> **Tasks to carry out**:
a - For each statement below, say whether it agrees with the Harsenville text. Answer yes or no and quote the words of the text that decide it. (i) Jacob Harsen settled in the area in 1763. (ii) Harsenville Road ran through what is now Central Park. (iii) The condo building on West 72nd Street is named Harsenville Tower.
b - Reproduce the lines of the records verbatim, starting at the line containing "pin-tool-icon[interactable] (1089, 138, 1119, 164)" and ending at the line containing "page-number-input[interactable] (279, 99, 311, 121)", both included.
#### Text excerpt
Some of New York’s old village names survive today: think Chelsea, Yorkville, New Utrecht, and Gravesend. Others get unceremoniously wiped off the map, with not even a train station bearing the old name.
That’s what happened to Harsenville. In the late 1700 and 1800s, this little hamlet spanned 68th Street to 81st Street between Central Park West and the Hudson River. It got its name from Jacob Harsen, a farmer who settled there in 1763.
This is his house below, at today’s Tenth Avenue and 70th Street, in an 1888 New-York Historical Society photograph.
Other farm families followed, and soon, a real town formed. Harsenville Road went through what is now Central Park; schools, churches, and shops opened.
By 1911, however, Harsenville was kaput, reports a 1911 New York Times piece on old-timers reminiscing about their ‘hood. The blocks of brand-new brownstones and apartment houses were soon to be known collectively as the Upper West Side.
Interestingly, one new condo building on West 72nd Street capitalizes on the Upper West Side’s small-town history: The developers named it Harsen House.
########
#### Excerpted records
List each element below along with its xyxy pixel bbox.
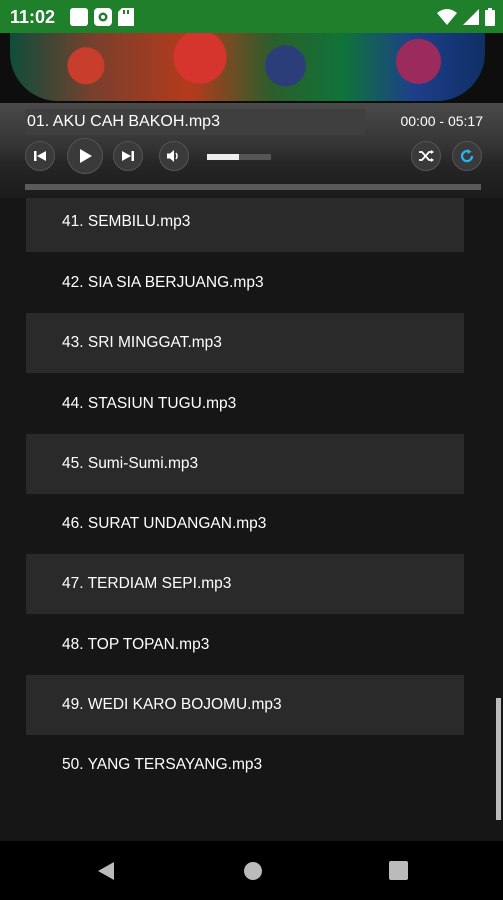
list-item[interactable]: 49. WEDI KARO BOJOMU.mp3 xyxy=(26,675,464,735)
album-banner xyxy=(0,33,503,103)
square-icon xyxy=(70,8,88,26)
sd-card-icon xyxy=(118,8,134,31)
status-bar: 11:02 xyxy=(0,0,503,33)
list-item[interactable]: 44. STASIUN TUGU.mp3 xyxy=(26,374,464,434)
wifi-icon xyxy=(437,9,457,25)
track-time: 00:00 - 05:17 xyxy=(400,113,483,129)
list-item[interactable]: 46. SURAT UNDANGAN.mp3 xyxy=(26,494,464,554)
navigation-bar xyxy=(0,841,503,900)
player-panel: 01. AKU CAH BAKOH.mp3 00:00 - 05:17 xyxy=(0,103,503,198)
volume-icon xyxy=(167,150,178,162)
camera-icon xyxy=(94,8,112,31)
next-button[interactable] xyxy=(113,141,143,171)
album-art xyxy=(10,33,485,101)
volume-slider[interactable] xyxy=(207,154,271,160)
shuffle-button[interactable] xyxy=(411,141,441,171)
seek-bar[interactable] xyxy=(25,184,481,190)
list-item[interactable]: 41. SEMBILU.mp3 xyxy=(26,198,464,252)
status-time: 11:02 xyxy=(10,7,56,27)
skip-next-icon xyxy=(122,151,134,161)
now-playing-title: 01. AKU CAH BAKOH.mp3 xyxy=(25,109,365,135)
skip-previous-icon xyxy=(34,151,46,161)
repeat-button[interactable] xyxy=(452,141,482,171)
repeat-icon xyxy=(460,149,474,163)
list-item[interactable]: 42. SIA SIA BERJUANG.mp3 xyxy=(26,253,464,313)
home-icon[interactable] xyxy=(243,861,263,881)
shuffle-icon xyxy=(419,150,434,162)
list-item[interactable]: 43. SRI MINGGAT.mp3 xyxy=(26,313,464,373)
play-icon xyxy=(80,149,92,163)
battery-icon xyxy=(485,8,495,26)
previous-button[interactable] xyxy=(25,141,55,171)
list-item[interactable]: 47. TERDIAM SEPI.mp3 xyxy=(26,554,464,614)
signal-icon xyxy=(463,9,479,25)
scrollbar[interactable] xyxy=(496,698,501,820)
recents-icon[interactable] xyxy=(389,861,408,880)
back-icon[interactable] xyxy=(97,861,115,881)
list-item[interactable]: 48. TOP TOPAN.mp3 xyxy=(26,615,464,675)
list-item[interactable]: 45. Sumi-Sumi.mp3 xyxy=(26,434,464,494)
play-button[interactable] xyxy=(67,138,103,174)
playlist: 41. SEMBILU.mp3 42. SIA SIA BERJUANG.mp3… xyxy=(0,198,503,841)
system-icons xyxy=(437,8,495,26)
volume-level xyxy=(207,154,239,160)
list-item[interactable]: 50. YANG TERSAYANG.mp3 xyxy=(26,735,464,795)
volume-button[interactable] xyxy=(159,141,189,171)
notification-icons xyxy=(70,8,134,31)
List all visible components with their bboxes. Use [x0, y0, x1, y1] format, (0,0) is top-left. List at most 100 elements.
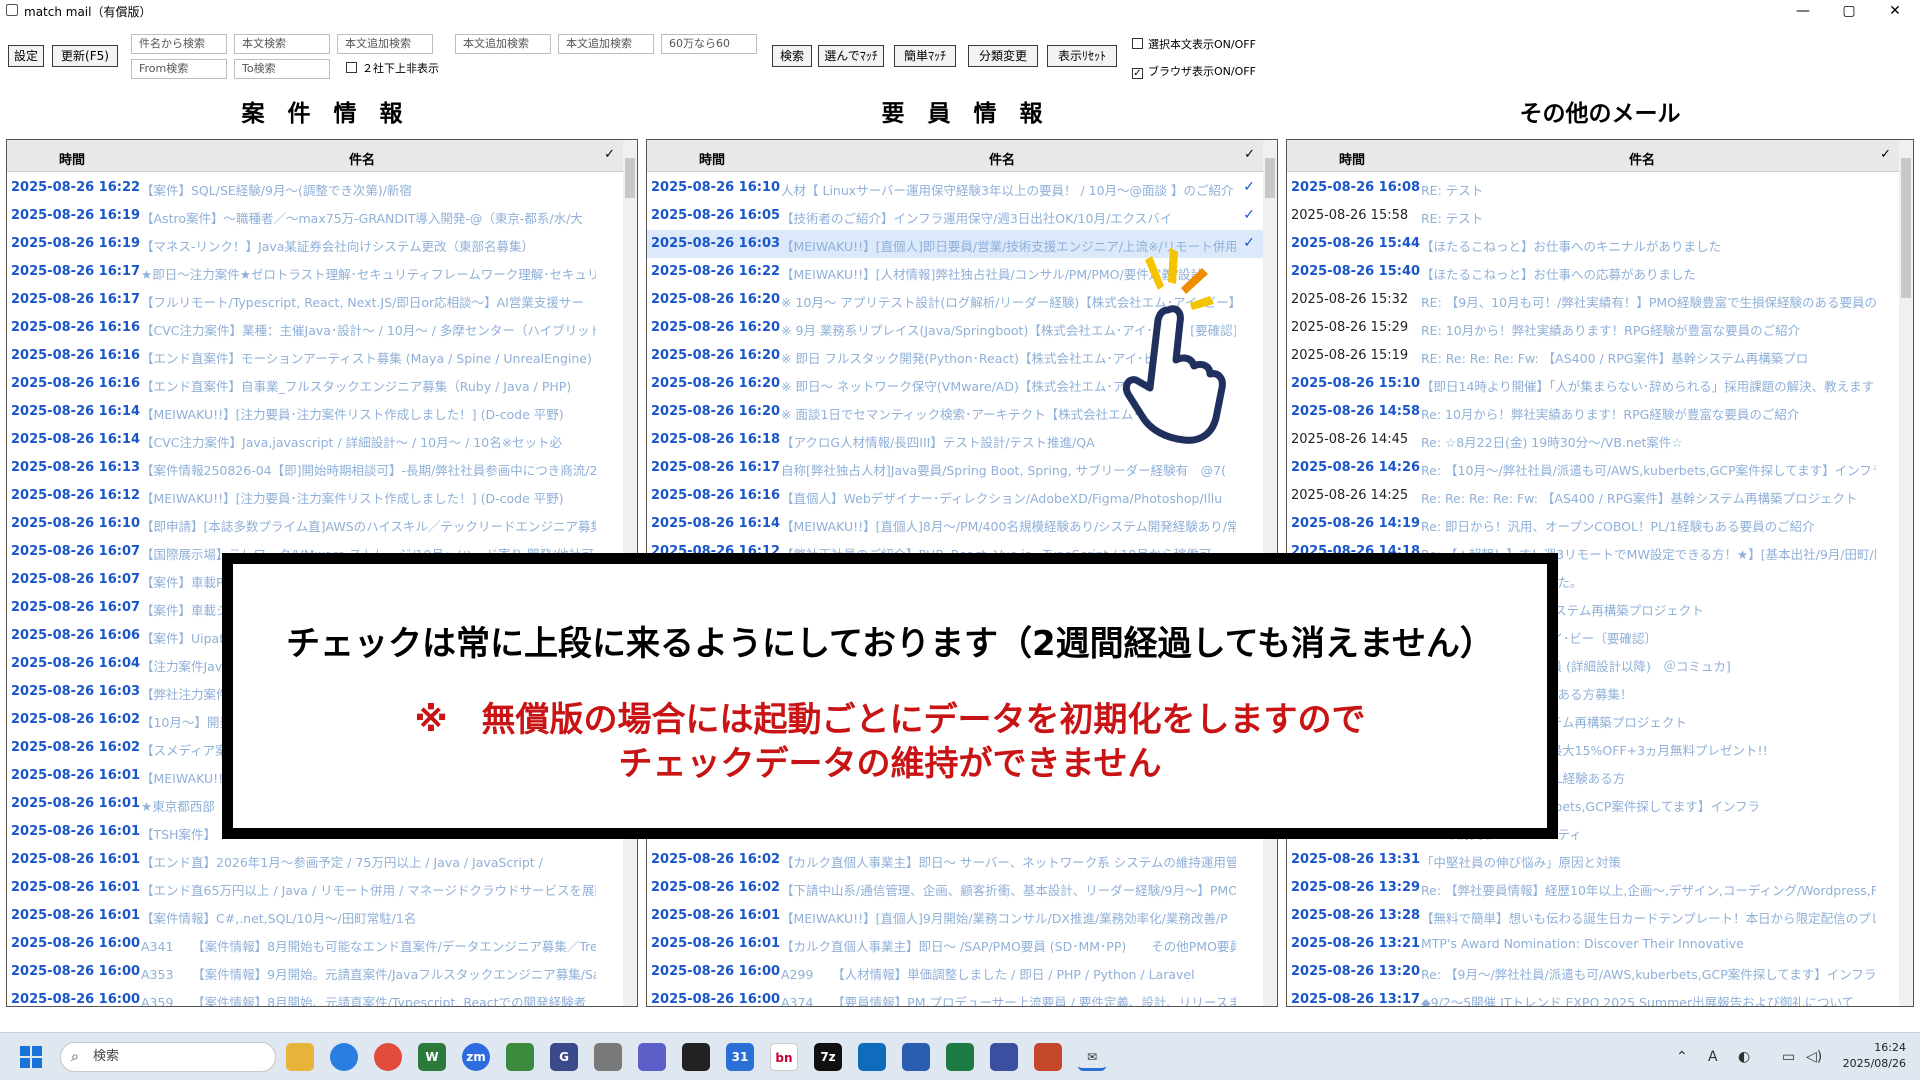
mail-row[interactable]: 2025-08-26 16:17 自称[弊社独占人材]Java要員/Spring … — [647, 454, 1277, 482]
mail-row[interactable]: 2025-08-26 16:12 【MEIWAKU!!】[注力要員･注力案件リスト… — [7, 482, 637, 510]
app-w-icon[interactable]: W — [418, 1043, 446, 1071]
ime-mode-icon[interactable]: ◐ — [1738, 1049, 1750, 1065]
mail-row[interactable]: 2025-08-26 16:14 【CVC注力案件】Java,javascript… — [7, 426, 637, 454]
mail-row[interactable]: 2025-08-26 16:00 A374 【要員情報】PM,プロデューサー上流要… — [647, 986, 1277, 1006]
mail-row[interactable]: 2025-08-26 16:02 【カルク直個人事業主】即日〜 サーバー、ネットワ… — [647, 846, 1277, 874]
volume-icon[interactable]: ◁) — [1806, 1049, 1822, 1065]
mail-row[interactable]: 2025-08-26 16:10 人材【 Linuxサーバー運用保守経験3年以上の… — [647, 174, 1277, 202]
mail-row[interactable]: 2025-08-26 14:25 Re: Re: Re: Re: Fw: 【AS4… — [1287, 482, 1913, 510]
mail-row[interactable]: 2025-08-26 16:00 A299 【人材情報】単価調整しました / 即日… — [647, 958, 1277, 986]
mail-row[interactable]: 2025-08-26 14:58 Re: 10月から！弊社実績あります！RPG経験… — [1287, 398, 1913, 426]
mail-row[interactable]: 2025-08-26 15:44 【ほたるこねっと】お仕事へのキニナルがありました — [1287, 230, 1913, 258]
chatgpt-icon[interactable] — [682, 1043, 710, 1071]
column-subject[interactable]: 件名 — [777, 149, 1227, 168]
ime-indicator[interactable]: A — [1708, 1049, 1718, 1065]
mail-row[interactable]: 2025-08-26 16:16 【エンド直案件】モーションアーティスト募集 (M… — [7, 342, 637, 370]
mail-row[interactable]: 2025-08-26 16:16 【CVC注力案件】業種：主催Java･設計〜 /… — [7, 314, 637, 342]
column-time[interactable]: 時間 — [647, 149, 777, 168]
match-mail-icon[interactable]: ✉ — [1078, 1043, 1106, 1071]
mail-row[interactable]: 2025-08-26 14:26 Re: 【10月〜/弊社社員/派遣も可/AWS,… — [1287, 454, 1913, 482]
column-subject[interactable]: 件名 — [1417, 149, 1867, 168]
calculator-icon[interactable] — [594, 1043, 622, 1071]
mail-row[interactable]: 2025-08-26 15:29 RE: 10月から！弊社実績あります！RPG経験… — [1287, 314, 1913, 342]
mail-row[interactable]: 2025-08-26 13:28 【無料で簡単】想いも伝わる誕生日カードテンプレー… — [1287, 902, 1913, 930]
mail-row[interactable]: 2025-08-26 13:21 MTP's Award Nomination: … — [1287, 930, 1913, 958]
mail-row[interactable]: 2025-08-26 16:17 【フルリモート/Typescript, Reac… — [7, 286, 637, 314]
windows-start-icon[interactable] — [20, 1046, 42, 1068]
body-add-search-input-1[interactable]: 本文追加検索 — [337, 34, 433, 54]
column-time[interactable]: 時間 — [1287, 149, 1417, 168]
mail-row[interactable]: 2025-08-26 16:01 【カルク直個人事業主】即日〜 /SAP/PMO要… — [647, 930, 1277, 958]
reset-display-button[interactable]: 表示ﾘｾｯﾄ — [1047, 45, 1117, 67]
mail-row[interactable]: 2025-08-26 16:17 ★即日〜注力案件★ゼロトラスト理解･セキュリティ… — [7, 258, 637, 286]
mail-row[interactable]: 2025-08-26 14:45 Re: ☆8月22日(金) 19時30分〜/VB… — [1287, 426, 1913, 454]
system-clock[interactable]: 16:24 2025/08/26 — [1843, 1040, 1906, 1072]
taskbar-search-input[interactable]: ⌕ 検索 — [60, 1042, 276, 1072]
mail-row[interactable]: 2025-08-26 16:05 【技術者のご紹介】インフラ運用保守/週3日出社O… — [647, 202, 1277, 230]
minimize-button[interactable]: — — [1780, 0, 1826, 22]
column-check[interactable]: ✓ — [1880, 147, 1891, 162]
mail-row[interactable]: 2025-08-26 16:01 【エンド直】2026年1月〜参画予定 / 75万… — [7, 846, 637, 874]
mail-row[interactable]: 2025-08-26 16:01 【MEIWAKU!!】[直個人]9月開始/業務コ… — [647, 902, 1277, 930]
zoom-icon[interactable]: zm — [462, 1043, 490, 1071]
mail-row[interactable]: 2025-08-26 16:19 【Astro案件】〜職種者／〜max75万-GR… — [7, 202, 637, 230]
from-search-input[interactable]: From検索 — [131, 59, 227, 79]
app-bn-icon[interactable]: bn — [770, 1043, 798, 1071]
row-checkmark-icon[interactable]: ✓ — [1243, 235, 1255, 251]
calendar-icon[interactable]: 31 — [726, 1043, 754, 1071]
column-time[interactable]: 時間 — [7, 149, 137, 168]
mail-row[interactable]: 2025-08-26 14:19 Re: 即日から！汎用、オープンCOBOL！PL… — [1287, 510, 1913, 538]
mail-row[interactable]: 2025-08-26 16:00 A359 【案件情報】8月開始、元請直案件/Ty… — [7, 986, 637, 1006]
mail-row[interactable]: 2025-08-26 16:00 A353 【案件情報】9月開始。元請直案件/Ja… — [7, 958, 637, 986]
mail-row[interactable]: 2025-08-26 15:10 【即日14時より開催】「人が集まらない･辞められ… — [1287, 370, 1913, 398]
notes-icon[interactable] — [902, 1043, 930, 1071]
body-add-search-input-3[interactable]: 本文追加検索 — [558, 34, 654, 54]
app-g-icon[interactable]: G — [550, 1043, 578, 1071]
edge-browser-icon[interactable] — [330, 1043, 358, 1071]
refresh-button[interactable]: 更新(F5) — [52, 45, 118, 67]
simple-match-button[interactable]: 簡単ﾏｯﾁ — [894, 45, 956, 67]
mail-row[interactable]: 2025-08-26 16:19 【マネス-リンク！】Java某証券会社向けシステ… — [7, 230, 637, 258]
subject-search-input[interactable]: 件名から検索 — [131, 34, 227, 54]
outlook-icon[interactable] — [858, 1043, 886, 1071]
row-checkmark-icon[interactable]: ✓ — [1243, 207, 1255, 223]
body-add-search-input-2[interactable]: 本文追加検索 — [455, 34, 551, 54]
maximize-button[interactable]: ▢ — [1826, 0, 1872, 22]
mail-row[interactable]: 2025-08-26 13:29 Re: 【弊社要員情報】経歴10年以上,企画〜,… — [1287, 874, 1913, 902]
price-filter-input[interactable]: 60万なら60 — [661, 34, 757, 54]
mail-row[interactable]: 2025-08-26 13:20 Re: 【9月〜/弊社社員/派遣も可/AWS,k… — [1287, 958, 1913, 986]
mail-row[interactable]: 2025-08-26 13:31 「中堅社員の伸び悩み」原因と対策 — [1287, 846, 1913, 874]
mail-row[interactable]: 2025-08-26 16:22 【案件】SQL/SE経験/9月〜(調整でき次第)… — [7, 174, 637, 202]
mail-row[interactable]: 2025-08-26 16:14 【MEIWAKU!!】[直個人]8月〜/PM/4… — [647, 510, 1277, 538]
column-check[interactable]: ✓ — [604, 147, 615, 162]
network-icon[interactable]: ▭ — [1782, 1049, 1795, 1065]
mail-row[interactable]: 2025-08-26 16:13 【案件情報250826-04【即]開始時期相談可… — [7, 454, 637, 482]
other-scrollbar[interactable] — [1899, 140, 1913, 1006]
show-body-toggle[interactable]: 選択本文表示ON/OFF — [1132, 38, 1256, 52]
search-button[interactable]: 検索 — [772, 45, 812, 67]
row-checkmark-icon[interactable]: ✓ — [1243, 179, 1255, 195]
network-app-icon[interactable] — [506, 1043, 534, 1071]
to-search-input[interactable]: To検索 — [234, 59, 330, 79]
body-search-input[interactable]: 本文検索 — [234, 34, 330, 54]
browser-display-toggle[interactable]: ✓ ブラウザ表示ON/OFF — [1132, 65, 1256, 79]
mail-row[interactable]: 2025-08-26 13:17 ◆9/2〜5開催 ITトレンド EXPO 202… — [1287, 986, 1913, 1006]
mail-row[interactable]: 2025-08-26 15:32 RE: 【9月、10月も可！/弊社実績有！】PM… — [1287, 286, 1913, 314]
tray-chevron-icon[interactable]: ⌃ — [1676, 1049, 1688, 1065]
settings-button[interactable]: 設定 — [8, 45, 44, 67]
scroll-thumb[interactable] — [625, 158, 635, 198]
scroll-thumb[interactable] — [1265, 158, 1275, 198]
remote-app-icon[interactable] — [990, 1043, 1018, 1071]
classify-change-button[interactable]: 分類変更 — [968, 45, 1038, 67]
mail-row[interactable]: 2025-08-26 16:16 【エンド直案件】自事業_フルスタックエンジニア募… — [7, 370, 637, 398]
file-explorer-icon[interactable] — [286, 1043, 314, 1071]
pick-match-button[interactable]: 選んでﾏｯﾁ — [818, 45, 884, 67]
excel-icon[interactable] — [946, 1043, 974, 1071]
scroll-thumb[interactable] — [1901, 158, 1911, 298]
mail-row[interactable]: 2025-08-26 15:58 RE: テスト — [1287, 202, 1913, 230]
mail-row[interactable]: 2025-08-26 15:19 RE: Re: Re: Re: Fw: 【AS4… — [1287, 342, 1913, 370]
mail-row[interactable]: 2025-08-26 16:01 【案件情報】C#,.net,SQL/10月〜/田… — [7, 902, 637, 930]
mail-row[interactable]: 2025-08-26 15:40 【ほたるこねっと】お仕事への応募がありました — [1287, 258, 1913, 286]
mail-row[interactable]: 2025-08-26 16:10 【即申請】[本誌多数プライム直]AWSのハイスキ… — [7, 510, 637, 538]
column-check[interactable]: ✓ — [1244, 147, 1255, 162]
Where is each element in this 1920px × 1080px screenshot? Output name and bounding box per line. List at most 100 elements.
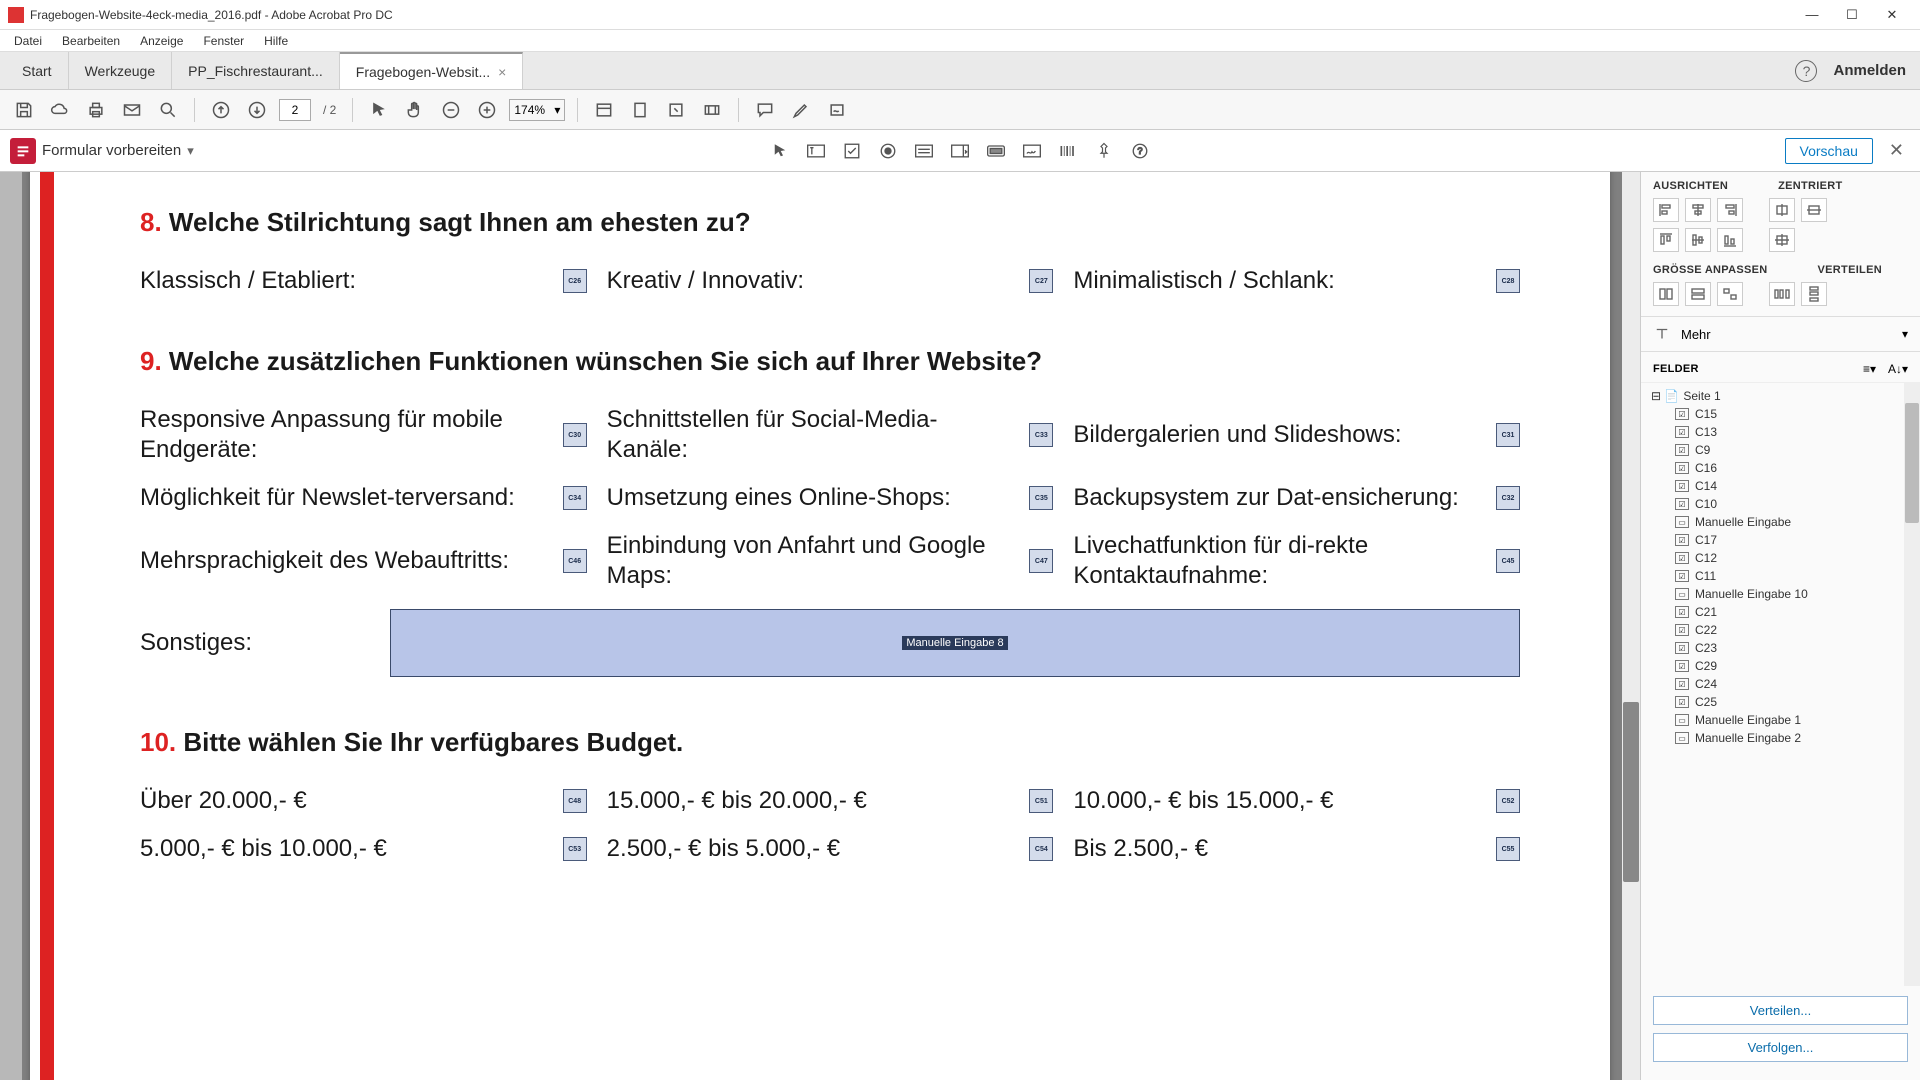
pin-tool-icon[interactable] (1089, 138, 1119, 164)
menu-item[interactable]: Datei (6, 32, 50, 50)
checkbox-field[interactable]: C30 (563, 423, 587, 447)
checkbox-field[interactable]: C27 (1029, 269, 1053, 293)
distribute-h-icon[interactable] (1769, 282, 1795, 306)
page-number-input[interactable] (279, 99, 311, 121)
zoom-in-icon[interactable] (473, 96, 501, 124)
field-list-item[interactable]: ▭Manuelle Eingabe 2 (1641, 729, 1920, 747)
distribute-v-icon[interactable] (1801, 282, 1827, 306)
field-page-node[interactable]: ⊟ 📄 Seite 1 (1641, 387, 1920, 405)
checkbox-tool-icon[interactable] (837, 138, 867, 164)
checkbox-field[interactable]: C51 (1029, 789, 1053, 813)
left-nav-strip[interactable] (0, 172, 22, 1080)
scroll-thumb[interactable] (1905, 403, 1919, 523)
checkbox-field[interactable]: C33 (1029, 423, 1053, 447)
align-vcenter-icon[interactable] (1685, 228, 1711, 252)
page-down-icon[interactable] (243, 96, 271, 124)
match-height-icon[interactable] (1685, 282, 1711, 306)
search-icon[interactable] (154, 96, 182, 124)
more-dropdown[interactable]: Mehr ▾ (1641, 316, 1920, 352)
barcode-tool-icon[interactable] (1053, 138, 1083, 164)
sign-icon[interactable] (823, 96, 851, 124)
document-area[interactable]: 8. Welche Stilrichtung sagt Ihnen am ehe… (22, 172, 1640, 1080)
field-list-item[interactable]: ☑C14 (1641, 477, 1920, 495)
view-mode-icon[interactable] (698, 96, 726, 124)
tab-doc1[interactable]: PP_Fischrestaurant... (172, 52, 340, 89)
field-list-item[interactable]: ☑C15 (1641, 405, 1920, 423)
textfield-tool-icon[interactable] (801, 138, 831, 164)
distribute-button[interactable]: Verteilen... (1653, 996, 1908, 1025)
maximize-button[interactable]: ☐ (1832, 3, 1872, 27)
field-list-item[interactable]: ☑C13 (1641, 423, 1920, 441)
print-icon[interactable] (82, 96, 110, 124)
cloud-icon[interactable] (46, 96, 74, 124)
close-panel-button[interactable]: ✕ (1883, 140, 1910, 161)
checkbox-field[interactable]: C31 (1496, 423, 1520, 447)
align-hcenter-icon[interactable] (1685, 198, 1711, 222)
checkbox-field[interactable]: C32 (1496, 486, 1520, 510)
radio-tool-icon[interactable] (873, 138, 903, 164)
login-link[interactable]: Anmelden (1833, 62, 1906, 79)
########
> **Solutions per task**:
a -
(i) Yes: "It got its name from Jacob Harsen, a farmer who settled there in 1763."
(ii) Yes: "Harsenville Road went through what is now Central Park"
(iii) No: "The developers named it Harsen House."

b -
pin-tool-icon[interactable] (1089, 138, 1119, 164)
menu-item[interactable]: Datei (6, 32, 50, 50)
checkbox-field[interactable]: C30 (563, 423, 587, 447)
checkbox-field[interactable]: C27 (1029, 269, 1053, 293)
distribute-h-icon[interactable] (1769, 282, 1795, 306)
page-number-input[interactable] (279, 99, 311, 121)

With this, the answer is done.